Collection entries
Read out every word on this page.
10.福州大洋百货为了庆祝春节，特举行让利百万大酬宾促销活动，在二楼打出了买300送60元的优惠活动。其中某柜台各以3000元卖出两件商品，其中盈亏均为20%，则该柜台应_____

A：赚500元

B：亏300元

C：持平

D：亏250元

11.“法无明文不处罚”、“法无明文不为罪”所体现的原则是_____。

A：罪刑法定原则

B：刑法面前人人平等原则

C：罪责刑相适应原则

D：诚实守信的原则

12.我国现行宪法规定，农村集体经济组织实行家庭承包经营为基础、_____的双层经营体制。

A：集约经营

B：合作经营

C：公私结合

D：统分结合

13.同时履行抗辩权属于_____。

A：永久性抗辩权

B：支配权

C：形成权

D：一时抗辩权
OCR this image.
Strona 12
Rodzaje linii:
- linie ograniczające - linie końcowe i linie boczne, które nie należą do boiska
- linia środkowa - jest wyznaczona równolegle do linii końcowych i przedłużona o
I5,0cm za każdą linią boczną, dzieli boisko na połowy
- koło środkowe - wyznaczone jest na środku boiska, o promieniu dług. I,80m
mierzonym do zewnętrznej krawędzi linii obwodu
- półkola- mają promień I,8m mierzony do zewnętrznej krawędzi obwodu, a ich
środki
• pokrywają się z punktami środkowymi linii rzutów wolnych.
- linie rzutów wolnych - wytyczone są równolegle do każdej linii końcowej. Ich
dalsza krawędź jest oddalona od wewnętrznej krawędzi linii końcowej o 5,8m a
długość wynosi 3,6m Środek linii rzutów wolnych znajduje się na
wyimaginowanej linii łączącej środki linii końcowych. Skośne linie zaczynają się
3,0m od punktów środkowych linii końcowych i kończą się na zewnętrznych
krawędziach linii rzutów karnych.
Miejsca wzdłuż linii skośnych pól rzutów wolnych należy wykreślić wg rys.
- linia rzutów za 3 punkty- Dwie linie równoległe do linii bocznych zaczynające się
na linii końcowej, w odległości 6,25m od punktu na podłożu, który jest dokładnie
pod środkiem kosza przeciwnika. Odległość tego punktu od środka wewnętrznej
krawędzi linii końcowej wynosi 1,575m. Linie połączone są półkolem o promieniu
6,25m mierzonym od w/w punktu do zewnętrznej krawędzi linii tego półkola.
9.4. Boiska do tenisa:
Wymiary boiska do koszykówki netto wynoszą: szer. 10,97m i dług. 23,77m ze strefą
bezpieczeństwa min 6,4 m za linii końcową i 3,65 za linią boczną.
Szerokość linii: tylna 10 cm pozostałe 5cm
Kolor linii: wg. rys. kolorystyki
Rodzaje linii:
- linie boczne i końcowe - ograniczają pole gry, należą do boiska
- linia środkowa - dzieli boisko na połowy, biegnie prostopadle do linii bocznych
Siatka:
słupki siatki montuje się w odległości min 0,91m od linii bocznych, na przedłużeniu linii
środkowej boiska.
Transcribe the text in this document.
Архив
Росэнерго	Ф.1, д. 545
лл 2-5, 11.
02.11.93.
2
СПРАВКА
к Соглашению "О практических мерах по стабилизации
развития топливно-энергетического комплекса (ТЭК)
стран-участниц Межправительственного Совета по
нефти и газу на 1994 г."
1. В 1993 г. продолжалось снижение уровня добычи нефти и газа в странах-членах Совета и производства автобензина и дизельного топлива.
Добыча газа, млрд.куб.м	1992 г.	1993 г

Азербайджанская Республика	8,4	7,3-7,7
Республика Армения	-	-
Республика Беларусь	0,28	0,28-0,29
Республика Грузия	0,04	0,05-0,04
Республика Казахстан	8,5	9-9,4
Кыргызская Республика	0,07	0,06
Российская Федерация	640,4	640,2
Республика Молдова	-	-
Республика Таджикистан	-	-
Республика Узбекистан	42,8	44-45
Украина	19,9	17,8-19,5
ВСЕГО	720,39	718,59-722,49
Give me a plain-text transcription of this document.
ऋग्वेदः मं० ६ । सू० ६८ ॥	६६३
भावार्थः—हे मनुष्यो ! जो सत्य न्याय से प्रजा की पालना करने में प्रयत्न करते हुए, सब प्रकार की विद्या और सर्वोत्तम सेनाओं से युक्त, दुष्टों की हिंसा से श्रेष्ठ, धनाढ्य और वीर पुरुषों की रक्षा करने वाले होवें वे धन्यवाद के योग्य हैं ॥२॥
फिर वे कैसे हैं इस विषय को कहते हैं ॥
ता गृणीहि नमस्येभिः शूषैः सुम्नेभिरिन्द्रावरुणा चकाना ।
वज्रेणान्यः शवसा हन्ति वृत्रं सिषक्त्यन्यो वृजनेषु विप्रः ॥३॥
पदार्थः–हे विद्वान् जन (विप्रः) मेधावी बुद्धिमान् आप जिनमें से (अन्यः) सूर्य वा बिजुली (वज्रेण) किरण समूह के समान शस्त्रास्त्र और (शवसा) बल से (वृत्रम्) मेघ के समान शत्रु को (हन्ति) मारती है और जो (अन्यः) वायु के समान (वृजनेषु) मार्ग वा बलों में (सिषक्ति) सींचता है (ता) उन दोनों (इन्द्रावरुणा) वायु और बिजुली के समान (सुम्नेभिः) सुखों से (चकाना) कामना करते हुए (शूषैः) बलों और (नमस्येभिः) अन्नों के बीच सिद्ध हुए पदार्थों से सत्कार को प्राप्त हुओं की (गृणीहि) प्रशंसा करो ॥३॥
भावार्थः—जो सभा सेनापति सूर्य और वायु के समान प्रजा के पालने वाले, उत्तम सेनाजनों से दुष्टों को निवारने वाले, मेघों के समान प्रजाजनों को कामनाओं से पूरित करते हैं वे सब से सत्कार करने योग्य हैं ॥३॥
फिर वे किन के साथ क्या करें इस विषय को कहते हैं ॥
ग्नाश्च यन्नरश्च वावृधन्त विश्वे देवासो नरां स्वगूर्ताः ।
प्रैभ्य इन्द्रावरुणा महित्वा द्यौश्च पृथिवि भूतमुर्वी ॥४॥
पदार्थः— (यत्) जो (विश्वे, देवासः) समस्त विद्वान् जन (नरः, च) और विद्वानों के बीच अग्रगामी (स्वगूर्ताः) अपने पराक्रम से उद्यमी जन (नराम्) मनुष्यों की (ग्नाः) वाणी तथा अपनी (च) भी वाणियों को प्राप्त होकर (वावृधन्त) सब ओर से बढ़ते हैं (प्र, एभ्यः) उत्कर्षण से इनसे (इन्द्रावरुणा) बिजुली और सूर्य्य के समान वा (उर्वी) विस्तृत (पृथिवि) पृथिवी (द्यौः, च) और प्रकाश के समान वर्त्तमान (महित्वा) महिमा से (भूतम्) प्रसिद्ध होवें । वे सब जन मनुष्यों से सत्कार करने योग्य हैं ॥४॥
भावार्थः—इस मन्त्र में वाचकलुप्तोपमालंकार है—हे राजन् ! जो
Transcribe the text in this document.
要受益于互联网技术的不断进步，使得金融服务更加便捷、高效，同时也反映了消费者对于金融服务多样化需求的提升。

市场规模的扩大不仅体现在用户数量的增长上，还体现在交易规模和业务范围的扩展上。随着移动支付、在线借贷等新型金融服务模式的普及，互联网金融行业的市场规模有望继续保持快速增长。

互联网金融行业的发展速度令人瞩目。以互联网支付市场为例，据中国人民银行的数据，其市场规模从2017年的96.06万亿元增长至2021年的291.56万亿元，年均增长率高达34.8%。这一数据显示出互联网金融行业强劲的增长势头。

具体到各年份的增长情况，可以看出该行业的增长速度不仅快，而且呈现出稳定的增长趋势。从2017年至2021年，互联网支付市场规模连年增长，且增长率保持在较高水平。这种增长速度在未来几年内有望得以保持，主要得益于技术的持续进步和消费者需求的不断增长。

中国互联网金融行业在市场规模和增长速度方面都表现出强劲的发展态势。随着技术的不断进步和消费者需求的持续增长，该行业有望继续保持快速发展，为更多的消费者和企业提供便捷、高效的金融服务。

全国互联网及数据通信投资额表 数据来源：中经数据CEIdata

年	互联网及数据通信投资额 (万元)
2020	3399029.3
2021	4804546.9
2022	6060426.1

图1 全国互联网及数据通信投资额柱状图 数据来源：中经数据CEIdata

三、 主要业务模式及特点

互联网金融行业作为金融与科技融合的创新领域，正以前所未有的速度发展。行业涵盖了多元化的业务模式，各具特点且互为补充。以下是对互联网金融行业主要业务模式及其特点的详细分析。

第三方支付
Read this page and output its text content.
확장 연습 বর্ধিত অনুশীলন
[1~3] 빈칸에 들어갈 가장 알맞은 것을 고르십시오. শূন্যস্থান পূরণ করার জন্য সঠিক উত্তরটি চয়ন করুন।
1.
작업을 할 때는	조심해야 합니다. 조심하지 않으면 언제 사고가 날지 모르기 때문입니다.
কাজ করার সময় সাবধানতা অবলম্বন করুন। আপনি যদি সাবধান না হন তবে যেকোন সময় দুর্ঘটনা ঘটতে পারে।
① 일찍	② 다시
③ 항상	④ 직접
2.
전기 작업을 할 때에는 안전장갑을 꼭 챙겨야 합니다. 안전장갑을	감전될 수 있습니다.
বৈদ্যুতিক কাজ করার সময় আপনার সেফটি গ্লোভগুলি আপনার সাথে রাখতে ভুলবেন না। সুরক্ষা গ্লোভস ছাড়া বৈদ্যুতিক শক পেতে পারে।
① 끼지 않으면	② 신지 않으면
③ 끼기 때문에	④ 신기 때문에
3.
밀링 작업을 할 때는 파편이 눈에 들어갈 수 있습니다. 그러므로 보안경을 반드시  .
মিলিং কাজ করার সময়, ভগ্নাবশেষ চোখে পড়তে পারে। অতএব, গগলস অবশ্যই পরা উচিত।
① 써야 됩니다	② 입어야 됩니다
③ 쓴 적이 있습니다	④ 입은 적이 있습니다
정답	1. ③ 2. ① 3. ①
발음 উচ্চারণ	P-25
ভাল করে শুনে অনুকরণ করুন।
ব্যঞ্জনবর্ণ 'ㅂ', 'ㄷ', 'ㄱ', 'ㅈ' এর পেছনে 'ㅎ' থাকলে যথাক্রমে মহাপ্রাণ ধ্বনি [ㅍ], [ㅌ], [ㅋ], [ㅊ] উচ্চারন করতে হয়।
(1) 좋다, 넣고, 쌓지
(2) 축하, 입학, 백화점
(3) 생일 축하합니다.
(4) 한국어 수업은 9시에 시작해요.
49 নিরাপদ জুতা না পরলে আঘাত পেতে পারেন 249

- _Aim_
Each line that has the word "mierzonym" counts once. How many such lines are in the data? Give the number alone.

- _Answer to the task_
2